_What you should do_
Show all lines from the data that include the word "pour".
:: The records
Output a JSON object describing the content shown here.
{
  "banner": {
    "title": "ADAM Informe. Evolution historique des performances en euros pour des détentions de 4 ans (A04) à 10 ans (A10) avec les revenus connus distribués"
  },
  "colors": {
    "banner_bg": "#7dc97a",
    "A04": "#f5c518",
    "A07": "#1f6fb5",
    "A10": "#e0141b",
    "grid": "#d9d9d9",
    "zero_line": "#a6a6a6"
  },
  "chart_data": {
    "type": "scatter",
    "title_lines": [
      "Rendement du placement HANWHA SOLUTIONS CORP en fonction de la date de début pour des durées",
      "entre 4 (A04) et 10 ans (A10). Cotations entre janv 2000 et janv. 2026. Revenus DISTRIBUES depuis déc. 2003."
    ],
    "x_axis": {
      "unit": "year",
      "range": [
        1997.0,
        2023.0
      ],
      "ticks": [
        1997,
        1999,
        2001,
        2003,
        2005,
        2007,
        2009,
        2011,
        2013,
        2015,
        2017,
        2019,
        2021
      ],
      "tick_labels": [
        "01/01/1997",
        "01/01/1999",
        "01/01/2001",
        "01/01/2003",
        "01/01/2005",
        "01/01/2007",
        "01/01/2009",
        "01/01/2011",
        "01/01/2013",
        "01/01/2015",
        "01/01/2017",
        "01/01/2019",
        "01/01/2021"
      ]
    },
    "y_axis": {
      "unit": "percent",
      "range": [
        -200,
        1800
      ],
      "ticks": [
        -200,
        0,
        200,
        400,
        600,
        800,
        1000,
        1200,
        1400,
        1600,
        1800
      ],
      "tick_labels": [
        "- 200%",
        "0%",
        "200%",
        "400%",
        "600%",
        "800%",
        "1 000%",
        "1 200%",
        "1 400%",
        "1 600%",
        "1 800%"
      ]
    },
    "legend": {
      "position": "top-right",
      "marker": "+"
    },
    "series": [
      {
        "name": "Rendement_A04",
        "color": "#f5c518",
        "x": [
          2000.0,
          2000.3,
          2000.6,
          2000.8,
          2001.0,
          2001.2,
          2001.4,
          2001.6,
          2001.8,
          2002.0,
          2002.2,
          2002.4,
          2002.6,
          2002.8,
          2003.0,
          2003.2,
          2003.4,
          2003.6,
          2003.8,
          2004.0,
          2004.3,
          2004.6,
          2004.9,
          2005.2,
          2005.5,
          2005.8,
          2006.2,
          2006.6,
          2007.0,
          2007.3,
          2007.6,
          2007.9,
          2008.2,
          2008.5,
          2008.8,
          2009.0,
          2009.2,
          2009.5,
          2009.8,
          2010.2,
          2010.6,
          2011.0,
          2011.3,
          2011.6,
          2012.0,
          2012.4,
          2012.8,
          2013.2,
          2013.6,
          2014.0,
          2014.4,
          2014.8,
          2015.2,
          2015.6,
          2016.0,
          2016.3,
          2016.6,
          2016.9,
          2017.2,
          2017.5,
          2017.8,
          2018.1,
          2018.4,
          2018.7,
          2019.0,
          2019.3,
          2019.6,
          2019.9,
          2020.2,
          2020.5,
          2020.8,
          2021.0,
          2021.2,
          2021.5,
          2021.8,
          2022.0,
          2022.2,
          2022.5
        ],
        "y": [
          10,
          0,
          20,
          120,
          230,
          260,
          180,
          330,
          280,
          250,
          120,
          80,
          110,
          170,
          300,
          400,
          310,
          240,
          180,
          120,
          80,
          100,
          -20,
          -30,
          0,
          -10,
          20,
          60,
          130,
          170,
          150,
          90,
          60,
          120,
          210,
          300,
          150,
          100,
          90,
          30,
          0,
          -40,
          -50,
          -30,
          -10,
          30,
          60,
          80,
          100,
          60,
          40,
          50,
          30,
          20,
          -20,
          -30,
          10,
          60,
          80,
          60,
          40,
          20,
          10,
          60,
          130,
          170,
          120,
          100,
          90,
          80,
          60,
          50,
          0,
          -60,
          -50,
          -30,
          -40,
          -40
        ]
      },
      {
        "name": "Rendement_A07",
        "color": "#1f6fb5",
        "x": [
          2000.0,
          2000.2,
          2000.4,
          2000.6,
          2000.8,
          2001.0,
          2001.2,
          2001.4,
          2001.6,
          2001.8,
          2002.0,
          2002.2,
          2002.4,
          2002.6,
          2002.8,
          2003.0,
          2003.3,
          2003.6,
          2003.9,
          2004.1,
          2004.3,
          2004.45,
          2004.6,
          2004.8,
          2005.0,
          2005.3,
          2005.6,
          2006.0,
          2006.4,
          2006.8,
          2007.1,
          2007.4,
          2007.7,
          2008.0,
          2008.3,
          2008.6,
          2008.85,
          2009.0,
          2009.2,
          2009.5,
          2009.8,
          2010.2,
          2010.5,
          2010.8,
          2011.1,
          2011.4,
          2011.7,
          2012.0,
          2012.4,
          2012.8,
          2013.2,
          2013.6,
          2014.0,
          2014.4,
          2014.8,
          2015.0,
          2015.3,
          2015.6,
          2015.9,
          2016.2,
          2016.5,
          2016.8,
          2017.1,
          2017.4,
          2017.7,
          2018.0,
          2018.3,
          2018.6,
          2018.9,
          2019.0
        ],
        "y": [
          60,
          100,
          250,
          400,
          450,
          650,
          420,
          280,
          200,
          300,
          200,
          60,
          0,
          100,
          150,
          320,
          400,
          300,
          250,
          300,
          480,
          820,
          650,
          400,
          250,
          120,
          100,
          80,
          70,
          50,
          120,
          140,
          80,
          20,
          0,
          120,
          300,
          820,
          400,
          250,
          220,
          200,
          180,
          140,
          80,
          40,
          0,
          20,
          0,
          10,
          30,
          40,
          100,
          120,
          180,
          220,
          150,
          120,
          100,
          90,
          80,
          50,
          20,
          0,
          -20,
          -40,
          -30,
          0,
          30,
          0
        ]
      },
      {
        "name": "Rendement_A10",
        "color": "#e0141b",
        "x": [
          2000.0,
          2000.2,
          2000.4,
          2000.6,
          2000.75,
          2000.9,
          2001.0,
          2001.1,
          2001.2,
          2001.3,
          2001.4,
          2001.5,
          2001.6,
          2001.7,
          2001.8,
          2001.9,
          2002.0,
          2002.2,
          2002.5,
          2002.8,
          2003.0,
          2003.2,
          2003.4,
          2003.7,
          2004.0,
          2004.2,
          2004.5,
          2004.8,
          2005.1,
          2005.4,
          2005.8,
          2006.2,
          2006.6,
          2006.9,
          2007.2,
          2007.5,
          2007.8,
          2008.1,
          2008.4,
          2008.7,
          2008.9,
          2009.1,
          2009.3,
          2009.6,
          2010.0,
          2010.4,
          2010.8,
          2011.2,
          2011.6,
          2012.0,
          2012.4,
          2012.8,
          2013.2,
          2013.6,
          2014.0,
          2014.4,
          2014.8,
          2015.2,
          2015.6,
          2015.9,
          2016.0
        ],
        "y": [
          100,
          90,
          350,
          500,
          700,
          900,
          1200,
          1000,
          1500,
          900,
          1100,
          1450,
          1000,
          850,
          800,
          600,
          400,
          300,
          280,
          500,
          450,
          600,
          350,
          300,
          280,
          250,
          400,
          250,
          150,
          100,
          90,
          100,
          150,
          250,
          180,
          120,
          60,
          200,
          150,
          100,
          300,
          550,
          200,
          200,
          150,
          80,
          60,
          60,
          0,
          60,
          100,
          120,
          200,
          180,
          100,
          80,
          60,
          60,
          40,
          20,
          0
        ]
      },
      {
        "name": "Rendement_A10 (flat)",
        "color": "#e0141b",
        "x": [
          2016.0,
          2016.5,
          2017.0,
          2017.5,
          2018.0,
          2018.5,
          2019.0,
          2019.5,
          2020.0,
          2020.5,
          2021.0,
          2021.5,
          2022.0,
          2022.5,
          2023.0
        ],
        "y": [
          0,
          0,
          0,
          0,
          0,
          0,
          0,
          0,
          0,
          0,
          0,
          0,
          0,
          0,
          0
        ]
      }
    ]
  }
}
::::
_Reply_
    "title": "ADAM Informe. Evolution historique des performances en euros pour des détentions de 4 ans (A04) à 10 ans (A10) avec les revenus connus distribués"
      "Rendement du placement HANWHA SOLUTIONS CORP en fonction de la date de début pour des durées",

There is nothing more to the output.